Pick out every line in the data below that holds "kind".

Dataset excerpt:
□ □ □ □ □ □ □

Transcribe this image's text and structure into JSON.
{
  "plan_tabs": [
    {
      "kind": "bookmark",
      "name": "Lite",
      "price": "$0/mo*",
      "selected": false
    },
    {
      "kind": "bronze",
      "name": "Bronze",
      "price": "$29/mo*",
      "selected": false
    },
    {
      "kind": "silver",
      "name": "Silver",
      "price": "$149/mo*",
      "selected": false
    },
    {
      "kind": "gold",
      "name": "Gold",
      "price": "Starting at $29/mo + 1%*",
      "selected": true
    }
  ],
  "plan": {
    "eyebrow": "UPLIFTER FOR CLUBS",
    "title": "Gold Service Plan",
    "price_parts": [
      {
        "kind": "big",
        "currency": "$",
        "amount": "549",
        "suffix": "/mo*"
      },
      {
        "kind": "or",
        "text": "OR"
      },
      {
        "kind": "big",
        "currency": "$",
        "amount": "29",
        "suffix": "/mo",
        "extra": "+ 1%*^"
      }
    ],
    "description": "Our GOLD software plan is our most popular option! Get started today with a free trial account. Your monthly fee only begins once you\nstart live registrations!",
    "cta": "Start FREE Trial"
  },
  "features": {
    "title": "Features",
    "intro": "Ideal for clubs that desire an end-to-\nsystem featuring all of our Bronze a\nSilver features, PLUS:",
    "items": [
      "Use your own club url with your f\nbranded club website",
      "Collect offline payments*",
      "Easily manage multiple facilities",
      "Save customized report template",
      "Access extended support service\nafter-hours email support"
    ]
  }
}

□ □ □ □ □ □ □

== Expected answer ==
      "kind": "bookmark",
      "kind": "bronze",
      "kind": "silver",
      "kind": "gold",
        "kind": "big",
        "kind": "or",
        "kind": "big",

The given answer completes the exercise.